PIXEL STORIES

PIXEL STORIES 03

リーダーの難しさ、
支えとなる存在の大切さ。
どっちも、身に染みた。

吉川 奈瑞菜さん

文学部 社会学科 4年次(2026年度取材時)
兵庫県立西脇高等学校 出身

彩り教育で吉川さんが成長した
5つのSTEP

  1. STEP 01 部活の先輩に誘われ、
    体育会本部の活動に参加。
  2. STEP 02 学外でのイベントの
    統括を任され、大苦戦!
  3. STEP 03 職員のアドバイスで、
    メンバーに役割を分担。
  4. STEP 04 イベント準備は順調に
    進み、当日も大盛況に。
  5. STEP 05 チームワークを活用できる
    リーダーとして成長!

大学での4年間で、何かをやり遂げてみたい。
忙しい挑戦の日々が、そこから始まった。

4年間の大学生活を通じて、何か自分が「頑張った」と胸を張れることをやり遂げたい。そんな想いから、入学してすぐにアメリカンフットボール部のマネージャーになりました。スポーツ部のマネージャー経験はなく、アメフトのルールも知らなかったのですが、だからこそ「新しい挑戦ができる」と感じたんです。入部当初は選手のサポートなどがメインでしたが、だんだん後援会との連携やミーティングといった役割を任せてもらえるように。そして1年次の終わり頃、先輩に声をかけてもらいました。「体育会本部での活動に参加してみない?」と。
体育会本部は、学内の47の体育会団体を取りまとめる学生自治組織です。「大学全体の体育会クラブの活動を盛り上げられるなら」と、私は参加を決意。部活だけでも週4〜6日の活動をしていて、勉強との両立も大変でしたが、挑戦したい気持ちがおさえられず、「全部、手を抜かずに頑張ろう」と、以後はとても忙しく充実した日々を過ごしてきました。
体育会本部では「渉外局長」という役職をいただき、主に毎年開催している学習院大学との「運動競技総合定期戦」に関わる業務に携わっています。そしてもう一つの重要な役割として、昨年12月に開催した「キッズスポーツフェスティバル」では、統括というポジションを担いました。その時の体験が、私にとって最も大きな成長の機会になったのです。

* [課題の指示]:
(a) 本文から、「忙しい挑戦の日々が、そこから始まった。」で始まり「した日々を過ごしてきました。」で終わる部分を一字一句違えずに書き写してください。
(b) 本文に基づき、次の問いに答えてください。
(i) 吉川さんの出身高校はどこですか。
(ii) 体育会本部が取りまとめている学内の体育会団体はいくつですか。
(iii) 「キッズスポーツフェスティバル」で吉川さんが担ったポジションは何ですか。
(c) 本文の「体育会本部では「渉外局長」という役職をいただき」で始まる段落を、主な事実を残して箇条書きにまとめてください。

* [データ記録]:
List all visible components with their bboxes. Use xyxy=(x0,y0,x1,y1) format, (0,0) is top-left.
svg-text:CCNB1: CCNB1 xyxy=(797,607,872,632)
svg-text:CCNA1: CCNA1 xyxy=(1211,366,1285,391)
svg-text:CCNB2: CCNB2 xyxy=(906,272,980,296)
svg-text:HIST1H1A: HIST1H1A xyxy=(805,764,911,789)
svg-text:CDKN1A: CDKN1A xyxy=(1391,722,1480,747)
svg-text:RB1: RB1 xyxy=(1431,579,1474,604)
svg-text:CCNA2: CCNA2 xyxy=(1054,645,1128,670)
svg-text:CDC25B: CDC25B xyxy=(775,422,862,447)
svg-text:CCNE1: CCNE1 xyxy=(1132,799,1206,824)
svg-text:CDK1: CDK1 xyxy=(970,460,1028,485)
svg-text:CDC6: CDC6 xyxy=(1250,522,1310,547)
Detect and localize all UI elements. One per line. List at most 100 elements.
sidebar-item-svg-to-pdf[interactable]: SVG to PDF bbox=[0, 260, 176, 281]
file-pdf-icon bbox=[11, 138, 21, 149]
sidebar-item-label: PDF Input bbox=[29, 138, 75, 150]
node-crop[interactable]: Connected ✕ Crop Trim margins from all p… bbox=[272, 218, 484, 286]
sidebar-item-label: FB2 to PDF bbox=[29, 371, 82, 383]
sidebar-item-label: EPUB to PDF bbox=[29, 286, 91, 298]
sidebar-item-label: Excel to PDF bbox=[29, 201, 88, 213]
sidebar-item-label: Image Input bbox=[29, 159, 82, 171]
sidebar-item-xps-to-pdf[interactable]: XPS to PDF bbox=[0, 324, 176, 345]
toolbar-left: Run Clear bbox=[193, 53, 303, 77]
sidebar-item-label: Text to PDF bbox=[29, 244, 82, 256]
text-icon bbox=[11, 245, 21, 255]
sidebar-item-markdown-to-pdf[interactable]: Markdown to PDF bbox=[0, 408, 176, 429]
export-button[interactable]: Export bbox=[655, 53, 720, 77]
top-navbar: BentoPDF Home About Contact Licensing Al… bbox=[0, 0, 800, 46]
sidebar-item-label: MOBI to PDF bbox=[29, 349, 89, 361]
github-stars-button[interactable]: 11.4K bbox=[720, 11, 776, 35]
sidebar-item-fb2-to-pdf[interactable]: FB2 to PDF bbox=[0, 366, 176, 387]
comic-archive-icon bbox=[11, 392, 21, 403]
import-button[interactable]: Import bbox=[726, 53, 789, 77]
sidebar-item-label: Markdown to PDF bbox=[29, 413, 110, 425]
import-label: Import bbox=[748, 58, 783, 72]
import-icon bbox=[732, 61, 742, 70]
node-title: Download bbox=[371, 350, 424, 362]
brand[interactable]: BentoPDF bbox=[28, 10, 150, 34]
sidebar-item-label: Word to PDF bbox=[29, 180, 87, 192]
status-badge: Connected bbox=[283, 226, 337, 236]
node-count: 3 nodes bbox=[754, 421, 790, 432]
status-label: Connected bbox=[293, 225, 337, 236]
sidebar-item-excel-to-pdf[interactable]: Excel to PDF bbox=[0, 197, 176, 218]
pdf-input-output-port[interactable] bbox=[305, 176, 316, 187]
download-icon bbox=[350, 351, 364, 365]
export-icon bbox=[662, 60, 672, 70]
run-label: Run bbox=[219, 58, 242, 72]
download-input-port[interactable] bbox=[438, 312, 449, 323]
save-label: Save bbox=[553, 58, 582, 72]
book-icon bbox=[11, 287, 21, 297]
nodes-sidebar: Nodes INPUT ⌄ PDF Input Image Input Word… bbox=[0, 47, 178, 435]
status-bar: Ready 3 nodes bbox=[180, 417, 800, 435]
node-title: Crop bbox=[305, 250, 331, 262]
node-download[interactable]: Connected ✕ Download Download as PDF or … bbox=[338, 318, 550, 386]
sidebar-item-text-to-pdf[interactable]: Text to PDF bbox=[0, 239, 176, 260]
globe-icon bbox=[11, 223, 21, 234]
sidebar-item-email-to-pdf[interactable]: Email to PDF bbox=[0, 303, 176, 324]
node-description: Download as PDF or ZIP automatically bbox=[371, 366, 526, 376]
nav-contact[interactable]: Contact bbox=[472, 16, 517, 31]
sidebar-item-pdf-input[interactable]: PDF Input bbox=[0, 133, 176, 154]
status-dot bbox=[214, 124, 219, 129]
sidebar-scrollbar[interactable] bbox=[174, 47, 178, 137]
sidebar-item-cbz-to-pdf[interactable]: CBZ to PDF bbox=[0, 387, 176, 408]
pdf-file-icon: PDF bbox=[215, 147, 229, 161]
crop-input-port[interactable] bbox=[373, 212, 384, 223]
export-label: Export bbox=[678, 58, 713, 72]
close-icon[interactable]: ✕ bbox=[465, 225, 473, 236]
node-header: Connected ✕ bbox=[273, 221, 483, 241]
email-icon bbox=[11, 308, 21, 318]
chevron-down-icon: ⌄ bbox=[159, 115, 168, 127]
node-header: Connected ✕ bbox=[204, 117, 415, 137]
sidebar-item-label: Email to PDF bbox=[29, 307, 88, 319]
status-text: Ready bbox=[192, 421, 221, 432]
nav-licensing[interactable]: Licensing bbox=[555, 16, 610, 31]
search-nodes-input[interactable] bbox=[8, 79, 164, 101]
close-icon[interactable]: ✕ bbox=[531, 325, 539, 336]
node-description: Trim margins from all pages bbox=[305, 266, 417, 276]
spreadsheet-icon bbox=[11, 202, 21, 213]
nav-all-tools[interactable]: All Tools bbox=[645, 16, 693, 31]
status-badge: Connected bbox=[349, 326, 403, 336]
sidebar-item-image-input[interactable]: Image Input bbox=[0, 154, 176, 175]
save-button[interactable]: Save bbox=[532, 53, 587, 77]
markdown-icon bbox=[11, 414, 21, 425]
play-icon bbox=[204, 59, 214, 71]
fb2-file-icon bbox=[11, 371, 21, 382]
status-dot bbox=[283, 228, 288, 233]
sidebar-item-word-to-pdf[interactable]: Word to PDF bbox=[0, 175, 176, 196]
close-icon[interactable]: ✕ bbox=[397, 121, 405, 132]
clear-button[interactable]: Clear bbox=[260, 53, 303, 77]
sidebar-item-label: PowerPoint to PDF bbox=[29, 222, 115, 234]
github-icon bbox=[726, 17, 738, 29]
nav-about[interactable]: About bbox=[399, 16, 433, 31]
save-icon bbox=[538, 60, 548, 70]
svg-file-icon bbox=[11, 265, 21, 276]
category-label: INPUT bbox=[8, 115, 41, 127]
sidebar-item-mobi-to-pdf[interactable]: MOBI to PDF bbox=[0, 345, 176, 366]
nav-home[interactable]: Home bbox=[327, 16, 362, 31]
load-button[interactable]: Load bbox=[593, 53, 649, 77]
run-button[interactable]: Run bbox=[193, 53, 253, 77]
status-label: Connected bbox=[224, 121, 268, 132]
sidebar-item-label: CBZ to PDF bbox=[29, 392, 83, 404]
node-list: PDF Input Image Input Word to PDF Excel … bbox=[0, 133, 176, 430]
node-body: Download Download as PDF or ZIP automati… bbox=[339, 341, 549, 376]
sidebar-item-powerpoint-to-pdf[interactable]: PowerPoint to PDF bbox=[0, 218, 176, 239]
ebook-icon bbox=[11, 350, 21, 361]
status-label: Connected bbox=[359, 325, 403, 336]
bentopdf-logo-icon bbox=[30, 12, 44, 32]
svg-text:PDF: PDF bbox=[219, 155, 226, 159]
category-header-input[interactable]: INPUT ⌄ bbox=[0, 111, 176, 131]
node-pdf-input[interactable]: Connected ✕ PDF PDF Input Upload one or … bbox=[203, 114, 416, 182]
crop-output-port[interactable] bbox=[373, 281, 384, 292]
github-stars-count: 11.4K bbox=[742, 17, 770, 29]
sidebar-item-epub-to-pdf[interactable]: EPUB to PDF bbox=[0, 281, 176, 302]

* [課題別解答]:
(a)
忙しい挑戦の日々が、そこから始まった。

4年間の大学生活を通じて、何か自分が「頑張った」と胸を張れることをやり遂げたい。そんな想いから、入学してすぐにアメリカンフットボール部のマネージャーになりました。スポーツ部のマネージャー経験はなく、アメフトのルールも知らなかったのですが、だからこそ「新しい挑戦ができる」と感じたんです。入部当初は選手のサポートなどがメインでしたが、だんだん後援会との連携やミーティングといった役割を任せてもらえるように。そして1年次の終わり頃、先輩に声をかけてもらいました。「体育会本部での活動に参加してみない?」と。
体育会本部は、学内の47の体育会団体を取りまとめる学生自治組織です。「大学全体の体育会クラブの活動を盛り上げられるなら」と、私は参加を決意。部活だけでも週4〜6日の活動をしていて、勉強との両立も大変でしたが、挑戦したい気持ちがおさえられず、「全部、手を抜かずに頑張ろう」と、以後はとても忙しく充実した日々を過ごしてきました。

(b)
(i) 兵庫県立西脇高等学校
(ii) 47団体
(iii) 統括

(c)
・吉川さんは体育会本部で「渉外局長」の役職に就いている。
・主な業務は、毎年開催される学習院大学との「運動競技総合定期戦」に関わるものである。
・昨年12月開催の「キッズスポーツフェスティバル」では統括を担った。
・その時の体験が、吉川さんにとって最も大きな成長の機会となった。